> **What the exercise asks**: Which lines in the material below contain the word "from"? Copy each of them.

> **Collected data entries**:
===============

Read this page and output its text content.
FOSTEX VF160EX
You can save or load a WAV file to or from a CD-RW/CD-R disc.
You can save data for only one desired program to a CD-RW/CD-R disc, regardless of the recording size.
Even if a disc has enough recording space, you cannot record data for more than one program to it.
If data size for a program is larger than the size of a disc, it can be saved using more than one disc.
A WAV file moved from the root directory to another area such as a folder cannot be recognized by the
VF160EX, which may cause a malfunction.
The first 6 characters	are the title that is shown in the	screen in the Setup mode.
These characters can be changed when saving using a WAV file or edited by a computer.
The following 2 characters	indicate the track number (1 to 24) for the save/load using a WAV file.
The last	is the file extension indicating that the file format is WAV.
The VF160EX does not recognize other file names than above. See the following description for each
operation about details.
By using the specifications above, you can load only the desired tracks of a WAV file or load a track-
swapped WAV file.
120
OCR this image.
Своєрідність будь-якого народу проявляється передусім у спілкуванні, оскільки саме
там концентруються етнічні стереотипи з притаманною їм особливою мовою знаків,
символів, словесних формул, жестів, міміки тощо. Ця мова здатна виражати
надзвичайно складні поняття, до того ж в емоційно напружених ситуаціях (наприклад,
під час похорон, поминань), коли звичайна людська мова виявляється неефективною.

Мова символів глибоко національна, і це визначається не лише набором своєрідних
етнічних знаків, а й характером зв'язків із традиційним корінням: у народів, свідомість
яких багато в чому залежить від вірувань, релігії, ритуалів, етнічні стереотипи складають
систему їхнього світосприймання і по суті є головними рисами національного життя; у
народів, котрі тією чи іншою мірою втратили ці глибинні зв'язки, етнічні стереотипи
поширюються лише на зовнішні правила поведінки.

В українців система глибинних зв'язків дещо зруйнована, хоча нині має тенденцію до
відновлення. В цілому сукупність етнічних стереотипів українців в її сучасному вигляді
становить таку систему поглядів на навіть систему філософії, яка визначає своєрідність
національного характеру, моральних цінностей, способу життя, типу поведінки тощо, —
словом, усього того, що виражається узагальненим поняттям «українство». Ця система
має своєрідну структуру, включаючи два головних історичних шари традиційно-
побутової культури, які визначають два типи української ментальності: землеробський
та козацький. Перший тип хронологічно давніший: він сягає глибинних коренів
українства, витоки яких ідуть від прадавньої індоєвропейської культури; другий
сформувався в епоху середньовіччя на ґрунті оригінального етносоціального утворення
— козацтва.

===============

> **Finished answer**:
You can save or load a WAV file to or from a CD-RW/CD-R disc.
A WAV file moved from the root directory to another area such as a folder cannot be recognized by the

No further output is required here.